Teks Bacaan ▸
┄┄┄┄┄┄┄┄┄┄
Dugaan Penyelewengan Proyek Rehabilitasi Disdik Pekanbaru Dilaporkan ke Kejaksaan
PEKANBARU – Organisasi Gerakan Sungguh Suara Sejati (G3S) menemukan banyak kecurangan dalam pelaksanaan kegiatan rehabilitasi milik Pemerintah Kota (Pemko) Pekanbaru.
Di mana rehabilitasi atau perbaikan bangunan fasilitas di sekolah-sekolah negeri di Kota Pekanbaru tidak terealisasi sesuai dengan rencana kerja.
“Kami menemukan cukup banyak item-item pekerjaan yang tidak dikerjakan di setiap lokasi yang kami tinjau,” ucap Sekretaris G3S, Jakop Sihombing kepada wartawan, Senin (20/4/26).
Menurut G3S, selaku pemilik kegiatan, Dinas Pendidikan (Disdik) Pekanbaru lalai dalam mengawasi seluruh tahapan pelaksanaan pekerjaan perbaikan itu.
Ia juga menyampaikan bahwa pelaksanaan rehabilitasi di sejumlah sekolah baru berjalan sekitar setengah dari target, yakni masih di kisaran 50 persen.
Jakop mengungkapkan, anggaran paket kegiatan rehabilitasi sarana dan prasarana sekolah tersebut bersumber dari dana APBD tahun 2025.
┄┄┄┄┄┄┄┄┄┄
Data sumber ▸

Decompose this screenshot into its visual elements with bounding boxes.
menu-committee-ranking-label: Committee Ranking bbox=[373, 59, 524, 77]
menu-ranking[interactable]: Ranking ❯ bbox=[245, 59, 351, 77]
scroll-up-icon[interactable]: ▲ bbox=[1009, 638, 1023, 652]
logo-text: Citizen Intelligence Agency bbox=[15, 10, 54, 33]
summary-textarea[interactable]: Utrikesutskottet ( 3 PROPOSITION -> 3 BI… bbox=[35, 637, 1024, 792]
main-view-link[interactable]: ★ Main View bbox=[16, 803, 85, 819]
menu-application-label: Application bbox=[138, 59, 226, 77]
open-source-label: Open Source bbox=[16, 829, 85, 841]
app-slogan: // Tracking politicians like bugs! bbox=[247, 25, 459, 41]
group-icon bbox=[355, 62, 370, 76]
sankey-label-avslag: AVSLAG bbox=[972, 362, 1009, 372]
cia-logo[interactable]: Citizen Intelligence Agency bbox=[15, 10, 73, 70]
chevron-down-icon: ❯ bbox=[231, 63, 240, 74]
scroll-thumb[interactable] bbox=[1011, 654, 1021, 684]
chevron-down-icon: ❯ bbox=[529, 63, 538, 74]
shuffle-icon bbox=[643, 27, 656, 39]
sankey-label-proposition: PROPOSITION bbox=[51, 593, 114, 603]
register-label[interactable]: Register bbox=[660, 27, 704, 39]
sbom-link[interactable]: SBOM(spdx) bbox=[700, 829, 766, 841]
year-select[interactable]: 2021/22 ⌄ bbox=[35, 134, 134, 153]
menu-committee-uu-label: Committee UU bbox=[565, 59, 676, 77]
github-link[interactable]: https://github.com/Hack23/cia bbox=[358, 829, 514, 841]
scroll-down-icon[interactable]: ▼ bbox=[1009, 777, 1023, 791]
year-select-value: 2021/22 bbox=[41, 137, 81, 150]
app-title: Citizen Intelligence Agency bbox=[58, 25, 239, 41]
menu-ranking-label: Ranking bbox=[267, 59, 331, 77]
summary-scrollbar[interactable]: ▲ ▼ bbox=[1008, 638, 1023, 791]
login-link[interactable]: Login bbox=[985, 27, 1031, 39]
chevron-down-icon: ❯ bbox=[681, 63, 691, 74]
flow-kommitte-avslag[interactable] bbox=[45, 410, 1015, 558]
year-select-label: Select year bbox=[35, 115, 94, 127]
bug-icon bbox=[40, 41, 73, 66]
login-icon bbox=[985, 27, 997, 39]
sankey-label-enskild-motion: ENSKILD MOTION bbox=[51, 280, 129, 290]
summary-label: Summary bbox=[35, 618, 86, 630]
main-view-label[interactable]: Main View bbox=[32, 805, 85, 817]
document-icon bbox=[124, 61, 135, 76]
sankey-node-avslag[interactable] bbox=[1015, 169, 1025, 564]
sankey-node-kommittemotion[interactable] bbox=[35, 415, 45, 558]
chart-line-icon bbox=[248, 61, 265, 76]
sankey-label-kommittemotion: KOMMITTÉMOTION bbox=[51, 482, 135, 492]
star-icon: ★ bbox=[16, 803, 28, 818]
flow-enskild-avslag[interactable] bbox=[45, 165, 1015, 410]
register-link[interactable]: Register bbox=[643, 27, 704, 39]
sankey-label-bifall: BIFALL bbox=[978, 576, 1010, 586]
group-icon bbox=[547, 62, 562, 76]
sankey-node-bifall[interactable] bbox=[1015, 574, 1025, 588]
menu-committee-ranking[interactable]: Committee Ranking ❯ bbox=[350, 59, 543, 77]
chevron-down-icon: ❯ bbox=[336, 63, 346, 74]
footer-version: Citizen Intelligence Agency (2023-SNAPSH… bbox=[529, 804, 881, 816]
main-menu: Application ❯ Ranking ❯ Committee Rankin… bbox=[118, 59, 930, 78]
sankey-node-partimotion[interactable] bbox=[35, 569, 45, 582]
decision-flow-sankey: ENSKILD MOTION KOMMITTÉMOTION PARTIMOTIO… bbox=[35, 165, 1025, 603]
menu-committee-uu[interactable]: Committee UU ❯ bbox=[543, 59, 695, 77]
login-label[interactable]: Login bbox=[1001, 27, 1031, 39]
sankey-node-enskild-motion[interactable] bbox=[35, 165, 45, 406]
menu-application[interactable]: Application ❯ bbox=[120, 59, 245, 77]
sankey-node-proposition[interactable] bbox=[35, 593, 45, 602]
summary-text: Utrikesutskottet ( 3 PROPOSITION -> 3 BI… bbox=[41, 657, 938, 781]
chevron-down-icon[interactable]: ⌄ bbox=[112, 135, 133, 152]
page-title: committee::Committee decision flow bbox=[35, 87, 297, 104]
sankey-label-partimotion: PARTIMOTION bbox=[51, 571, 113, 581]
┄┄┄┄┄┄┄┄┄┄
Selesaikan Tugas Berikut ▸
1. Kutiplah bagian berita tentang dugaan penyelewengan proyek rehabilitasi sekolah di Pekanbaru, mulai dari "Dugaan Penyelewengan Proyek" dan berakhir pada "pekerjaan perbaikan itu.".
2. Tuliskan lanjutan berita tentang dugaan penyelewengan proyek rehabilitasi sekolah di Pekanbaru, dimulai setelah kalimat terakhirnya.

Hasil Latihan ▸
1.
Dugaan Penyelewengan Proyek Rehabilitasi Disdik Pekanbaru Dilaporkan ke Kejaksaan
PEKANBARU – Organisasi Gerakan Sungguh Suara Sejati (G3S) menemukan banyak kecurangan dalam pelaksanaan kegiatan rehabilitasi milik Pemerintah Kota (Pemko) Pekanbaru.
Di mana rehabilitasi atau perbaikan bangunan fasilitas di sekolah-sekolah negeri di Kota Pekanbaru tidak terealisasi sesuai dengan rencana kerja.
“Kami menemukan cukup banyak item-item pekerjaan yang tidak dikerjakan di setiap lokasi yang kami tinjau,” ucap Sekretaris G3S, Jakop Sihombing kepada wartawan, Senin (20/4/26).
Menurut G3S, selaku pemilik kegiatan, Dinas Pendidikan (Disdik) Pekanbaru lalai dalam mengawasi seluruh tahapan pelaksanaan pekerjaan perbaikan itu.

2.
“Dari data-data lapangan, kami memperkirakan kerugian keuangan negara cukup besar akibat pelaksanaan pekerjaan yang tidak sesuai teknis dan tidak rampung,” jelasnya.
G3S melaporkan dugaan praktik korupsi dalam realisasi pekerjaan rehabilitasi tersebut kepada penegak hukum berdasarkan bukti-bukti permulaan yang mereka kumpulkan.
“Laporan kami sudah diterima melalui pelayanan terpadu satu pintu kejaksaan negeri pekanbaru, dan kami berharap jaksa segera menindaklanjuti pengaduan ini,” ujarnya.
Dia menambahkan juga, tindakan ini diambil sebagai bentuk dukungan kepada pemerintah dalam mencegah dan memerangi segala bentuk praktik korupsi.
“Laporan ini kami sampaikan demi mendorong, akuntabilitas, serta perlindungan terhadap keuangan negara,” tutupnya.